#### Exercise task
Print every line of the data that follows verbatim, leaving out the pictures.

#### Recorded information
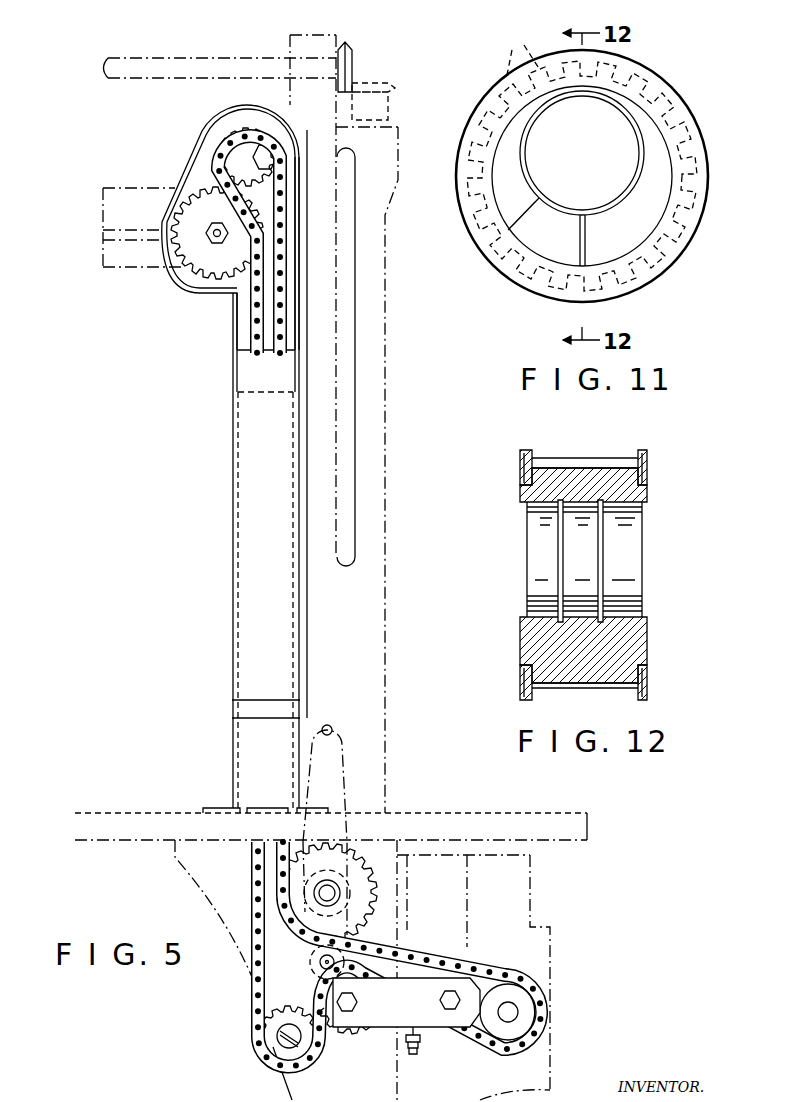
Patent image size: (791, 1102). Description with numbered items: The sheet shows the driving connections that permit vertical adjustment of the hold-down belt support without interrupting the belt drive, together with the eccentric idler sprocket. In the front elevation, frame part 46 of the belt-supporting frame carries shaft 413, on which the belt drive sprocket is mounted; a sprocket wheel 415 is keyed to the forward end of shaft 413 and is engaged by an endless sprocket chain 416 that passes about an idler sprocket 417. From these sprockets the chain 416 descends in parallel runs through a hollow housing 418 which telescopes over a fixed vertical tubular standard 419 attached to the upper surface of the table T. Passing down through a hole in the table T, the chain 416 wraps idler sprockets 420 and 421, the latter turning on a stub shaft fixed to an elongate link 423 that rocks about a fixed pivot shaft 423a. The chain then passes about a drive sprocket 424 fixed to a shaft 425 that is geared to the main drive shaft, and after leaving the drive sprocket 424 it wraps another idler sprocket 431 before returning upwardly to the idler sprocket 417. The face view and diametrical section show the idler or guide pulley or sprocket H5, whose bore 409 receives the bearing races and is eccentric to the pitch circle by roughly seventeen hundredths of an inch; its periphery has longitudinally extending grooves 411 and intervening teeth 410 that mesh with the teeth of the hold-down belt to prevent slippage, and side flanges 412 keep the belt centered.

In FIG. 5, the frame part 46 is at (144, 196).
In FIG. 5, the sprocket wheel 415 is at (188, 243).
In FIG. 5, the shaft 413 is at (216, 237).
In FIG. 5, the idler sprocket 417 is at (240, 140).
In FIG. 5, the endless sprocket chain 416 is at (256, 300).
In FIG. 5, the hollow housing 418 is at (263, 655).
In FIG. 5, the fixed vertical tubular standard 419 is at (255, 775).
In FIG. 5, the table T is at (110, 818).
In FIG. 5, the idler sprocket 431 is at (357, 875).
In FIG. 5, the idler sprocket 420 is at (273, 1053).
In FIG. 5, the idler sprocket 421 is at (327, 1032).
In FIG. 5, the elongate link 423 is at (392, 1016).
In FIG. 5, the fixed pivot shaft 423a is at (450, 1010).
In FIG. 5, the drive sprocket 424 is at (513, 990).
In FIG. 5, the shaft 425 is at (510, 1012).
In FIG. 11, the idler or guide pulley or sprocket H5 is at (690, 97).
In FIG. 12, the idler or guide pulley or sprocket H5 is at (635, 636).
In FIG. 11, the teeth 410 is at (488, 132).
In FIG. 12, the teeth 410 is at (614, 455).
In FIG. 11, the longitudinally extending grooves 411 is at (516, 50).
In FIG. 11, the bore 409 is at (613, 138).
In FIG. 12, the bore 409 is at (540, 570).
In FIG. 12, the side flanges 412 is at (522, 454).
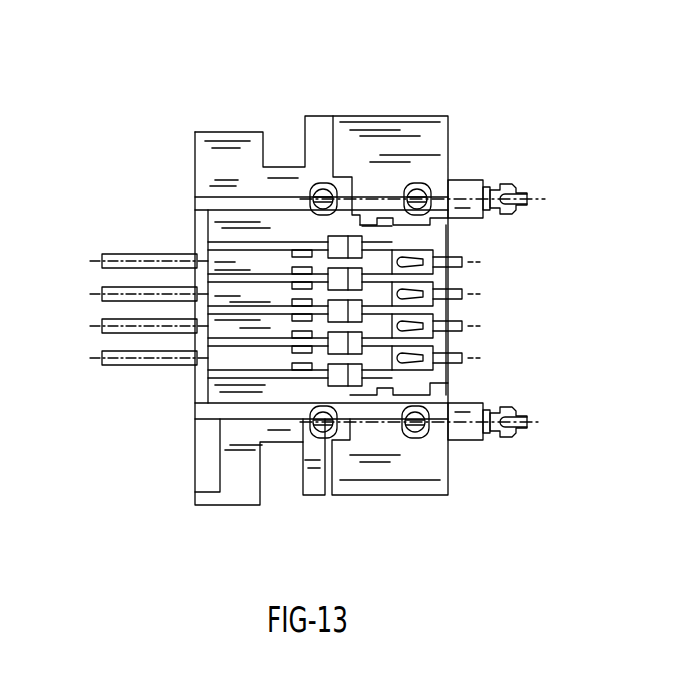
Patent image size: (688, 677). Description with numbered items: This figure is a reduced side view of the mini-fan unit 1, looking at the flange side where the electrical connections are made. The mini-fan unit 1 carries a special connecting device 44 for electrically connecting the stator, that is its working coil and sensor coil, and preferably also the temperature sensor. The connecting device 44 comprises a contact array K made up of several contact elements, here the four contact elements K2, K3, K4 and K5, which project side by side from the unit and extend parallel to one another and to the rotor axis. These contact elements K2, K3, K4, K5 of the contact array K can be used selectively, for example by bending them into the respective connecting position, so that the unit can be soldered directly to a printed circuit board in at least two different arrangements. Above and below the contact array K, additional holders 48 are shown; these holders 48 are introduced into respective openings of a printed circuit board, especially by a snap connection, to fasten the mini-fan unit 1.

The mini-fan unit 1 is at (463, 128).
The connecting device 44 is at (458, 286).
The holders 48 is at (470, 184).
The contact array K is at (150, 245).
The contact element K2 is at (129, 359).
The contact element K3 is at (129, 327).
The contact element K4 is at (129, 295).
The contact element K5 is at (129, 262).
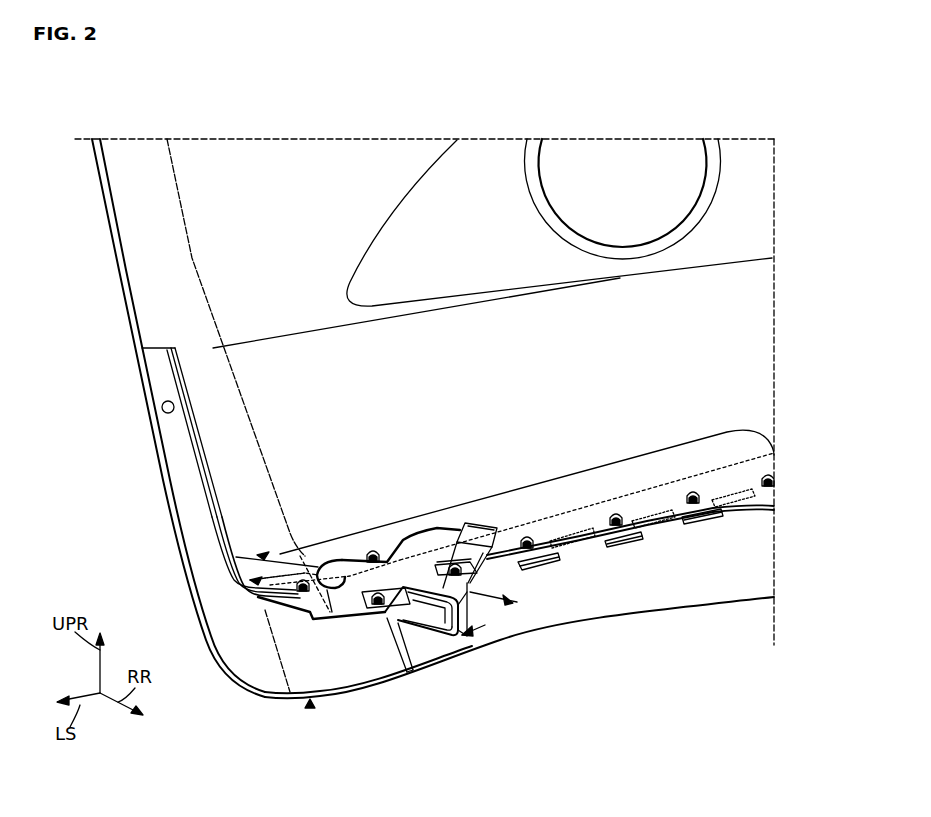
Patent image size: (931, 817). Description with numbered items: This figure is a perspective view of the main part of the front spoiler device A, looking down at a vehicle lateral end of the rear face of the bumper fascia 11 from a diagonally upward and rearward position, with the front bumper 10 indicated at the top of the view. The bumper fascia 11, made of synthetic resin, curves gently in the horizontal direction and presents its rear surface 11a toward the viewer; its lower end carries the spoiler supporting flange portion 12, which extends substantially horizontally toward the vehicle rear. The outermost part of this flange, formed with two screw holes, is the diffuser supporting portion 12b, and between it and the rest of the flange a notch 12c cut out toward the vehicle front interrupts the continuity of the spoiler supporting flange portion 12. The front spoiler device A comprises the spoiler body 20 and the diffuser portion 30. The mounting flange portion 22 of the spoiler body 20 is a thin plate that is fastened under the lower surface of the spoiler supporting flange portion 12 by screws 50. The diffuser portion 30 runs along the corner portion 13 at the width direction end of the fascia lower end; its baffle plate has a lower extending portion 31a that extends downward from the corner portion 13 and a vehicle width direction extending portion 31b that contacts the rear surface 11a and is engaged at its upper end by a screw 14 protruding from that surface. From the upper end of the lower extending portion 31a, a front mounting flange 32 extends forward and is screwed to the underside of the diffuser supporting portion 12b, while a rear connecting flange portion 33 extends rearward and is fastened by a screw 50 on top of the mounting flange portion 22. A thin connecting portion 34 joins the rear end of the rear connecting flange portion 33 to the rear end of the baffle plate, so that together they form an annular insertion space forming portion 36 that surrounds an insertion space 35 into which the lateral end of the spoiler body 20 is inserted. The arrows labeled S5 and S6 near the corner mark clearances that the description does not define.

The front bumper 10 is at (248, 155).
The bumper fascia 11 is at (352, 184).
The rear surface 11a is at (148, 240).
The spoiler supporting flange portion 12 is at (310, 565).
The diffuser supporting portion 12b is at (693, 460).
The notch 12c is at (434, 540).
The corner portion 13 is at (255, 568).
The screw 14 is at (152, 410).
The spoiler body 20 is at (478, 676).
The mounting flange portion 22 is at (553, 568).
The diffuser portion 30 is at (236, 694).
The lower extending portion 31a is at (325, 700).
The vehicle width direction extending portion 31b is at (190, 508).
The front mounting flange 32 is at (340, 558).
The rear connecting flange portion 33 is at (402, 553).
The connecting portion 34 is at (430, 640).
The insertion space 35 is at (400, 672).
The insertion space forming portion 36 is at (465, 642).
The screw 50 is at (301, 576).
The gap S5 is at (392, 577).
The gap S6 is at (360, 607).
The front spoiler device A is at (312, 708).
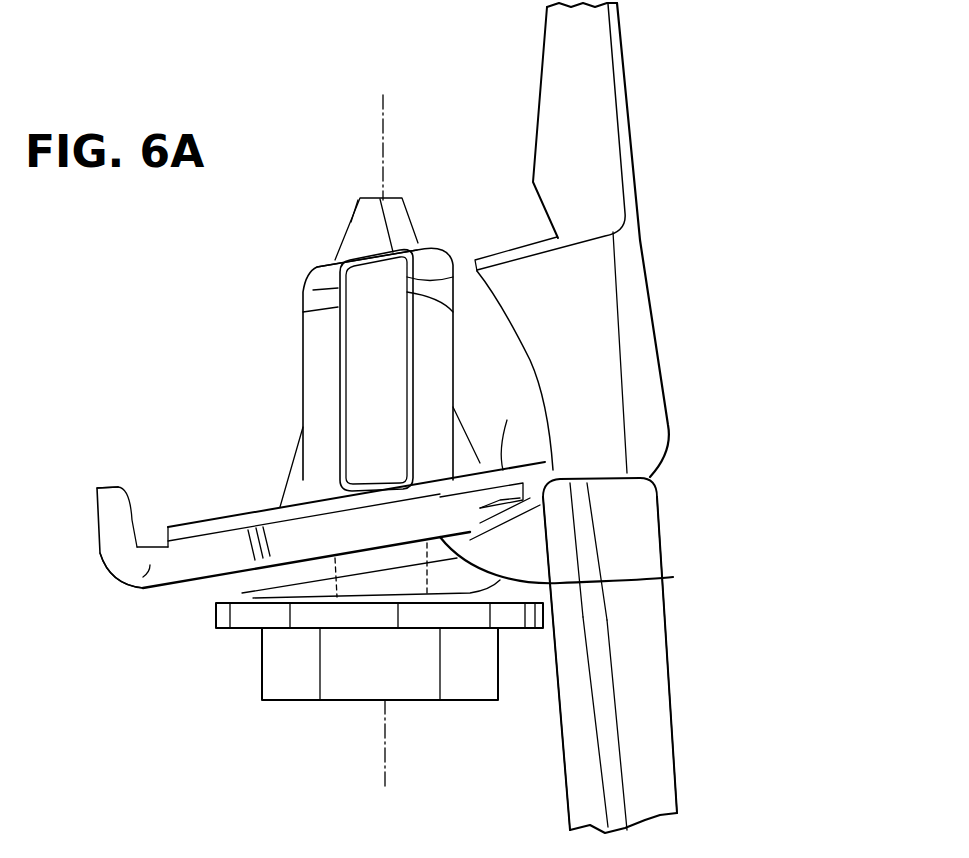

#### Task answer
Patent image size: (791, 1102). Description with numbered items: The sheet shows the driving connections that permit vertical adjustment of the hold-down belt support without interrupting the belt drive, together with the eccentric idler sprocket. In the front elevation, frame part 46 of the belt-supporting frame carries shaft 413, on which the belt drive sprocket is mounted; a sprocket wheel 415 is keyed to the forward end of shaft 413 and is engaged by an endless sprocket chain 416 that passes about an idler sprocket 417. From these sprockets the chain 416 descends in parallel runs through a hollow housing 418 which telescopes over a fixed vertical tubular standard 419 attached to the upper surface of the table T. Passing down through a hole in the table T, the chain 416 wraps idler sprockets 420 and 421, the latter turning on a stub shaft fixed to an elongate link 423 that rocks about a fixed pivot shaft 423a. The chain then passes about a drive sprocket 424 fixed to a shaft 425 that is geared to the main drive shaft, and after leaving the drive sprocket 424 it wraps another idler sprocket 431 before returning upwardly to the idler sprocket 417. The face view and diametrical section show the idler or guide pulley or sprocket H5, whose bore 409 receives the bearing races and is eccentric to the pitch circle by roughly seventeen hundredths of an inch; its periphery has longitudinally extending grooves 411 and intervening teeth 410 that mesh with the teeth of the hold-down belt to prevent slippage, and side flanges 412 keep the belt centered.

In FIG. 5, the frame part 46 is at (144, 196).
In FIG. 5, the sprocket wheel 415 is at (188, 243).
In FIG. 5, the shaft 413 is at (216, 237).
In FIG. 5, the idler sprocket 417 is at (240, 140).
In FIG. 5, the endless sprocket chain 416 is at (256, 300).
In FIG. 5, the hollow housing 418 is at (263, 655).
In FIG. 5, the fixed vertical tubular standard 419 is at (255, 775).
In FIG. 5, the table T is at (110, 818).
In FIG. 5, the idler sprocket 431 is at (357, 875).
In FIG. 5, the idler sprocket 420 is at (273, 1053).
In FIG. 5, the idler sprocket 421 is at (327, 1032).
In FIG. 5, the elongate link 423 is at (392, 1016).
In FIG. 5, the fixed pivot shaft 423a is at (450, 1010).
In FIG. 5, the drive sprocket 424 is at (513, 990).
In FIG. 5, the shaft 425 is at (510, 1012).
In FIG. 11, the idler or guide pulley or sprocket H5 is at (690, 97).
In FIG. 12, the idler or guide pulley or sprocket H5 is at (635, 636).
In FIG. 11, the teeth 410 is at (488, 132).
In FIG. 12, the teeth 410 is at (614, 455).
In FIG. 11, the longitudinally extending grooves 411 is at (516, 50).
In FIG. 11, the bore 409 is at (613, 138).
In FIG. 12, the bore 409 is at (540, 570).
In FIG. 12, the side flanges 412 is at (522, 454).
Patent image size: (688, 677). Description with numbered items: This figure is a reduced side view of the mini-fan unit 1, looking at the flange side where the electrical connections are made. The mini-fan unit 1 carries a special connecting device 44 for electrically connecting the stator, that is its working coil and sensor coil, and preferably also the temperature sensor. The connecting device 44 comprises a contact array K made up of several contact elements, here the four contact elements K2, K3, K4 and K5, which project side by side from the unit and extend parallel to one another and to the rotor axis. These contact elements K2, K3, K4, K5 of the contact array K can be used selectively, for example by bending them into the respective connecting position, so that the unit can be soldered directly to a printed circuit board in at least two different arrangements. Above and below the contact array K, additional holders 48 are shown; these holders 48 are introduced into respective openings of a printed circuit board, especially by a snap connection, to fasten the mini-fan unit 1.

The mini-fan unit 1 is at (463, 128).
The connecting device 44 is at (458, 286).
The holders 48 is at (470, 184).
The contact array K is at (150, 245).
The contact element K2 is at (129, 359).
The contact element K3 is at (129, 327).
The contact element K4 is at (129, 295).
The contact element K5 is at (129, 262).
Patent image size: (931, 817). Description with numbered items: This figure is a perspective view of the main part of the front spoiler device A, looking down at a vehicle lateral end of the rear face of the bumper fascia 11 from a diagonally upward and rearward position, with the front bumper 10 indicated at the top of the view. The bumper fascia 11, made of synthetic resin, curves gently in the horizontal direction and presents its rear surface 11a toward the viewer; its lower end carries the spoiler supporting flange portion 12, which extends substantially horizontally toward the vehicle rear. The outermost part of this flange, formed with two screw holes, is the diffuser supporting portion 12b, and between it and the rest of the flange a notch 12c cut out toward the vehicle front interrupts the continuity of the spoiler supporting flange portion 12. The front spoiler device A comprises the spoiler body 20 and the diffuser portion 30. The mounting flange portion 22 of the spoiler body 20 is a thin plate that is fastened under the lower surface of the spoiler supporting flange portion 12 by screws 50. The diffuser portion 30 runs along the corner portion 13 at the width direction end of the fascia lower end; its baffle plate has a lower extending portion 31a that extends downward from the corner portion 13 and a vehicle width direction extending portion 31b that contacts the rear surface 11a and is engaged at its upper end by a screw 14 protruding from that surface. From the upper end of the lower extending portion 31a, a front mounting flange 32 extends forward and is screwed to the underside of the diffuser supporting portion 12b, while a rear connecting flange portion 33 extends rearward and is fastened by a screw 50 on top of the mounting flange portion 22. A thin connecting portion 34 joins the rear end of the rear connecting flange portion 33 to the rear end of the baffle plate, so that together they form an annular insertion space forming portion 36 that surrounds an insertion space 35 into which the lateral end of the spoiler body 20 is inserted. The arrows labeled S5 and S6 near the corner mark clearances that the description does not define.

The front bumper 10 is at (248, 155).
The bumper fascia 11 is at (352, 184).
The rear surface 11a is at (148, 240).
The spoiler supporting flange portion 12 is at (310, 565).
The diffuser supporting portion 12b is at (693, 460).
The notch 12c is at (434, 540).
The corner portion 13 is at (255, 568).
The screw 14 is at (152, 410).
The spoiler body 20 is at (478, 676).
The mounting flange portion 22 is at (553, 568).
The diffuser portion 30 is at (236, 694).
The lower extending portion 31a is at (325, 700).
The vehicle width direction extending portion 31b is at (190, 508).
The front mounting flange 32 is at (340, 558).
The rear connecting flange portion 33 is at (402, 553).
The connecting portion 34 is at (430, 640).
The insertion space 35 is at (400, 672).
The insertion space forming portion 36 is at (465, 642).
The screw 50 is at (301, 576).
The gap S5 is at (392, 577).
The gap S6 is at (360, 607).
The front spoiler device A is at (312, 708).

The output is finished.